— begin EXERCISE INPUTS —

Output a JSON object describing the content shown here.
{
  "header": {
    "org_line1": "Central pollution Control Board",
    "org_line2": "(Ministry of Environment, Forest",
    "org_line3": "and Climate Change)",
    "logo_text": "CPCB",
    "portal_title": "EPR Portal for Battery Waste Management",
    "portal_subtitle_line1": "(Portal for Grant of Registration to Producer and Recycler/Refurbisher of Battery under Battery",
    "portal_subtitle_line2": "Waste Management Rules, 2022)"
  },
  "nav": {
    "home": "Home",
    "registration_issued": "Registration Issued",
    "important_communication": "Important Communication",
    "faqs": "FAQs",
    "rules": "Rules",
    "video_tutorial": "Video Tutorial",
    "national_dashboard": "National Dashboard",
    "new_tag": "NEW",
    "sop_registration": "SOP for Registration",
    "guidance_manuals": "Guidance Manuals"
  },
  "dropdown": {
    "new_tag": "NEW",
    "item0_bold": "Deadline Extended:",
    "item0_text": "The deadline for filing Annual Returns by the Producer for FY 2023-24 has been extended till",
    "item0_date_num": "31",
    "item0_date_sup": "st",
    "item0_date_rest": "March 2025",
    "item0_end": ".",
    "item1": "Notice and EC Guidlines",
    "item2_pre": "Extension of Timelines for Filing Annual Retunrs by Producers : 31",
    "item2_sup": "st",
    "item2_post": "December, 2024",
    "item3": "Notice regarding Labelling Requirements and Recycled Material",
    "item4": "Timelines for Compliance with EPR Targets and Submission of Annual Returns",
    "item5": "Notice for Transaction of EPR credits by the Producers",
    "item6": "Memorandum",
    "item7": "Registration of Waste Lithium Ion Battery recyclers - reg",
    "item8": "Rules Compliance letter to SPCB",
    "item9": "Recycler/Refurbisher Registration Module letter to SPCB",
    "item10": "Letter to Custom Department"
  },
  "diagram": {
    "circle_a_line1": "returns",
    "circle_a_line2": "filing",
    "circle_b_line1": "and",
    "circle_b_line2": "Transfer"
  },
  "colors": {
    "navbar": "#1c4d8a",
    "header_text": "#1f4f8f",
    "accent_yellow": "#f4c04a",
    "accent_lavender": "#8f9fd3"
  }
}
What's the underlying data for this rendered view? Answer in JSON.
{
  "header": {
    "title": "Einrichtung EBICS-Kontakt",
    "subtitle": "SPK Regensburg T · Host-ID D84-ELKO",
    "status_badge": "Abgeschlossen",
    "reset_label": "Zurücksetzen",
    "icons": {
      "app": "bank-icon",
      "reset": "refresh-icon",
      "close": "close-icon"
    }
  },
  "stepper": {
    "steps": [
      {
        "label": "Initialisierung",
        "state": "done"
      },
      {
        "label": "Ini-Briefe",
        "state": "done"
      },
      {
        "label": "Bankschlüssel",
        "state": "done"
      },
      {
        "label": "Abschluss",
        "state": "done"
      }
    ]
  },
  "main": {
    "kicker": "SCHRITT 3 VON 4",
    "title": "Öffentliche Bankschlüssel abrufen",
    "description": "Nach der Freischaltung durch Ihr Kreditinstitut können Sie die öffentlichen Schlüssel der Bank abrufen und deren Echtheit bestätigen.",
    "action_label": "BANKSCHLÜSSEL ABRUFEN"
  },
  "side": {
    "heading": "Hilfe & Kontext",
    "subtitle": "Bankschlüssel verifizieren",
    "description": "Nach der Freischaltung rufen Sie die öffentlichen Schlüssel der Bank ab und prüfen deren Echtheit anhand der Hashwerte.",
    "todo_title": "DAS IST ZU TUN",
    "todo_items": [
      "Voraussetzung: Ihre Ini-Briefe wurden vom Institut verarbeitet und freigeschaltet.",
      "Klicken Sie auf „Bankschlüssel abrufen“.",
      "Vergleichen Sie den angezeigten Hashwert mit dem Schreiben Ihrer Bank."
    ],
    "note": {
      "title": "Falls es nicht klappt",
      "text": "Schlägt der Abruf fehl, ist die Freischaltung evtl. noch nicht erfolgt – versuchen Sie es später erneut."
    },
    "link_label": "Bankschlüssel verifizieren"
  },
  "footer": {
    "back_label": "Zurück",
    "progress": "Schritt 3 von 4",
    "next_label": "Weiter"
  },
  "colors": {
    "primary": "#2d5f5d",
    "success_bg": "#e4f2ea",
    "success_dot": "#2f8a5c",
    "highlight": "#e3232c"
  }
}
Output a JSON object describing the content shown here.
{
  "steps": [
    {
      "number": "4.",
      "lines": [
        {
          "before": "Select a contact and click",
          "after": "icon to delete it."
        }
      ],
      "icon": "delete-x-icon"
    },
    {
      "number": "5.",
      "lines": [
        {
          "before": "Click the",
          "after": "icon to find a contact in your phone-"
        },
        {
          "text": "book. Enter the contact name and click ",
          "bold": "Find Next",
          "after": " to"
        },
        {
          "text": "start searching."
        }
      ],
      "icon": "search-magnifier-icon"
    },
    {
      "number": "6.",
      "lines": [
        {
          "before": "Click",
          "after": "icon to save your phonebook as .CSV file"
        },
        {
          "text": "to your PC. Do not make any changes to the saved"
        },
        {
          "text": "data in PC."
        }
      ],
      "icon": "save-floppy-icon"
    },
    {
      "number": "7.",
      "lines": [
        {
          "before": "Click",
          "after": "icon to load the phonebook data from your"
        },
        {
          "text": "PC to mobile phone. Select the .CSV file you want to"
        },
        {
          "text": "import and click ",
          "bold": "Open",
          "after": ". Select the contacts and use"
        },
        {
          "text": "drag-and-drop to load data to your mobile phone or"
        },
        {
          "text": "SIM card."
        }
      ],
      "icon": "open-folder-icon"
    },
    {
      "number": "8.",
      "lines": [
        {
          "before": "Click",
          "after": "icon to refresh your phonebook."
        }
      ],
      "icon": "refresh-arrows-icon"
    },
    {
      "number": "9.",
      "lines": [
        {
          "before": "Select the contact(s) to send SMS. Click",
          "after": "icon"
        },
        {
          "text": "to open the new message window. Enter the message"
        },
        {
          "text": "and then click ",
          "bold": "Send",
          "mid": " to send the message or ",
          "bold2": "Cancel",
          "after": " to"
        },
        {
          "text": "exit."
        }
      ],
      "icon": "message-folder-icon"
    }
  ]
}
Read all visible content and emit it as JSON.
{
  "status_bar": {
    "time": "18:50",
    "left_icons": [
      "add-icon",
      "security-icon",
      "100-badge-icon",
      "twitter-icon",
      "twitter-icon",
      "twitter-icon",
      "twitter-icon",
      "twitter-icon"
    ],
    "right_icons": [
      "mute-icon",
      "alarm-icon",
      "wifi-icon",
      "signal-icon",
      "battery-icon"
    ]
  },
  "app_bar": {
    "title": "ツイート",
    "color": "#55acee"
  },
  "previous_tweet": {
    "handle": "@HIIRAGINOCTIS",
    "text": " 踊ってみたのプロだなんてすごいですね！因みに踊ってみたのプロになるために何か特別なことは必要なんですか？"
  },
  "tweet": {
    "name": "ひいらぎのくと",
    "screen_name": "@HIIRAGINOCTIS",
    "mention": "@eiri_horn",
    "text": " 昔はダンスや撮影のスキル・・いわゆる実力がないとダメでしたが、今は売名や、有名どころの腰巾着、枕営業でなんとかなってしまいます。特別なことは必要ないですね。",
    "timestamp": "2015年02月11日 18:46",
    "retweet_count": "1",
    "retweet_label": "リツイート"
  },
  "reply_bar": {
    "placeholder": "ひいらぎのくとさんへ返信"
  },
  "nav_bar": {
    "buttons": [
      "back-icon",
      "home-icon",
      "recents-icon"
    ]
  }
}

— end EXERCISE INPUTS —

* _PROBLEM_: Copy out each record exactly as given, omitting none.

* _RESULT BELOW_:
Output a JSON object describing the content shown here.
{
  "header": {
    "org_line1": "Central pollution Control Board",
    "org_line2": "(Ministry of Environment, Forest",
    "org_line3": "and Climate Change)",
    "logo_text": "CPCB",
    "portal_title": "EPR Portal for Battery Waste Management",
    "portal_subtitle_line1": "(Portal for Grant of Registration to Producer and Recycler/Refurbisher of Battery under Battery",
    "portal_subtitle_line2": "Waste Management Rules, 2022)"
  },
  "nav": {
    "home": "Home",
    "registration_issued": "Registration Issued",
    "important_communication": "Important Communication",
    "faqs": "FAQs",
    "rules": "Rules",
    "video_tutorial": "Video Tutorial",
    "national_dashboard": "National Dashboard",
    "new_tag": "NEW",
    "sop_registration": "SOP for Registration",
    "guidance_manuals": "Guidance Manuals"
  },
  "dropdown": {
    "new_tag": "NEW",
    "item0_bold": "Deadline Extended:",
    "item0_text": "The deadline for filing Annual Returns by the Producer for FY 2023-24 has been extended till",
    "item0_date_num": "31",
    "item0_date_sup": "st",
    "item0_date_rest": "March 2025",
    "item0_end": ".",
    "item1": "Notice and EC Guidlines",
    "item2_pre": "Extension of Timelines for Filing Annual Retunrs by Producers : 31",
    "item2_sup": "st",
    "item2_post": "December, 2024",
    "item3": "Notice regarding Labelling Requirements and Recycled Material",
    "item4": "Timelines for Compliance with EPR Targets and Submission of Annual Returns",
    "item5": "Notice for Transaction of EPR credits by the Producers",
    "item6": "Memorandum",
    "item7": "Registration of Waste Lithium Ion Battery recyclers - reg",
    "item8": "Rules Compliance letter to SPCB",
    "item9": "Recycler/Refurbisher Registration Module letter to SPCB",
    "item10": "Letter to Custom Department"
  },
  "diagram": {
    "circle_a_line1": "returns",
    "circle_a_line2": "filing",
    "circle_b_line1": "and",
    "circle_b_line2": "Transfer"
  },
  "colors": {
    "navbar": "#1c4d8a",
    "header_text": "#1f4f8f",
    "accent_yellow": "#f4c04a",
    "accent_lavender": "#8f9fd3"
  }
}
What's the underlying data for this rendered view? Answer in JSON.
{
  "header": {
    "title": "Einrichtung EBICS-Kontakt",
    "subtitle": "SPK Regensburg T · Host-ID D84-ELKO",
    "status_badge": "Abgeschlossen",
    "reset_label": "Zurücksetzen",
    "icons": {
      "app": "bank-icon",
      "reset": "refresh-icon",
      "close": "close-icon"
    }
  },
  "stepper": {
    "steps": [
      {
        "label": "Initialisierung",
        "state": "done"
      },
      {
        "label": "Ini-Briefe",
        "state": "done"
      },
      {
        "label": "Bankschlüssel",
        "state": "done"
      },
      {
        "label": "Abschluss",
        "state": "done"
      }
    ]
  },
  "main": {
    "kicker": "SCHRITT 3 VON 4",
    "title": "Öffentliche Bankschlüssel abrufen",
    "description": "Nach der Freischaltung durch Ihr Kreditinstitut können Sie die öffentlichen Schlüssel der Bank abrufen und deren Echtheit bestätigen.",
    "action_label": "BANKSCHLÜSSEL ABRUFEN"
  },
  "side": {
    "heading": "Hilfe & Kontext",
    "subtitle": "Bankschlüssel verifizieren",
    "description": "Nach der Freischaltung rufen Sie die öffentlichen Schlüssel der Bank ab und prüfen deren Echtheit anhand der Hashwerte.",
    "todo_title": "DAS IST ZU TUN",
    "todo_items": [
      "Voraussetzung: Ihre Ini-Briefe wurden vom Institut verarbeitet und freigeschaltet.",
      "Klicken Sie auf „Bankschlüssel abrufen“.",
      "Vergleichen Sie den angezeigten Hashwert mit dem Schreiben Ihrer Bank."
    ],
    "note": {
      "title": "Falls es nicht klappt",
      "text": "Schlägt der Abruf fehl, ist die Freischaltung evtl. noch nicht erfolgt – versuchen Sie es später erneut."
    },
    "link_label": "Bankschlüssel verifizieren"
  },
  "footer": {
    "back_label": "Zurück",
    "progress": "Schritt 3 von 4",
    "next_label": "Weiter"
  },
  "colors": {
    "primary": "#2d5f5d",
    "success_bg": "#e4f2ea",
    "success_dot": "#2f8a5c",
    "highlight": "#e3232c"
  }
}
Output a JSON object describing the content shown here.
{
  "steps": [
    {
      "number": "4.",
      "lines": [
        {
          "before": "Select a contact and click",
          "after": "icon to delete it."
        }
      ],
      "icon": "delete-x-icon"
    },
    {
      "number": "5.",
      "lines": [
        {
          "before": "Click the",
          "after": "icon to find a contact in your phone-"
        },
        {
          "text": "book. Enter the contact name and click ",
          "bold": "Find Next",
          "after": " to"
        },
        {
          "text": "start searching."
        }
      ],
      "icon": "search-magnifier-icon"
    },
    {
      "number": "6.",
      "lines": [
        {
          "before": "Click",
          "after": "icon to save your phonebook as .CSV file"
        },
        {
          "text": "to your PC. Do not make any changes to the saved"
        },
        {
          "text": "data in PC."
        }
      ],
      "icon": "save-floppy-icon"
    },
    {
      "number": "7.",
      "lines": [
        {
          "before": "Click",
          "after": "icon to load the phonebook data from your"
        },
        {
          "text": "PC to mobile phone. Select the .CSV file you want to"
        },
        {
          "text": "import and click ",
          "bold": "Open",
          "after": ". Select the contacts and use"
        },
        {
          "text": "drag-and-drop to load data to your mobile phone or"
        },
        {
          "text": "SIM card."
        }
      ],
      "icon": "open-folder-icon"
    },
    {
      "number": "8.",
      "lines": [
        {
          "before": "Click",
          "after": "icon to refresh your phonebook."
        }
      ],
      "icon": "refresh-arrows-icon"
    },
    {
      "number": "9.",
      "lines": [
        {
          "before": "Select the contact(s) to send SMS. Click",
          "after": "icon"
        },
        {
          "text": "to open the new message window. Enter the message"
        },
        {
          "text": "and then click ",
          "bold": "Send",
          "mid": " to send the message or ",
          "bold2": "Cancel",
          "after": " to"
        },
        {
          "text": "exit."
        }
      ],
      "icon": "message-folder-icon"
    }
  ]
}
Read all visible content and emit it as JSON.
{
  "status_bar": {
    "time": "18:50",
    "left_icons": [
      "add-icon",
      "security-icon",
      "100-badge-icon",
      "twitter-icon",
      "twitter-icon",
      "twitter-icon",
      "twitter-icon",
      "twitter-icon"
    ],
    "right_icons": [
      "mute-icon",
      "alarm-icon",
      "wifi-icon",
      "signal-icon",
      "battery-icon"
    ]
  },
  "app_bar": {
    "title": "ツイート",
    "color": "#55acee"
  },
  "previous_tweet": {
    "handle": "@HIIRAGINOCTIS",
    "text": " 踊ってみたのプロだなんてすごいですね！因みに踊ってみたのプロになるために何か特別なことは必要なんですか？"
  },
  "tweet": {
    "name": "ひいらぎのくと",
    "screen_name": "@HIIRAGINOCTIS",
    "mention": "@eiri_horn",
    "text": " 昔はダンスや撮影のスキル・・いわゆる実力がないとダメでしたが、今は売名や、有名どころの腰巾着、枕営業でなんとかなってしまいます。特別なことは必要ないですね。",
    "timestamp": "2015年02月11日 18:46",
    "retweet_count": "1",
    "retweet_label": "リツイート"
  },
  "reply_bar": {
    "placeholder": "ひいらぎのくとさんへ返信"
  },
  "nav_bar": {
    "buttons": [
      "back-icon",
      "home-icon",
      "recents-icon"
    ]
  }
}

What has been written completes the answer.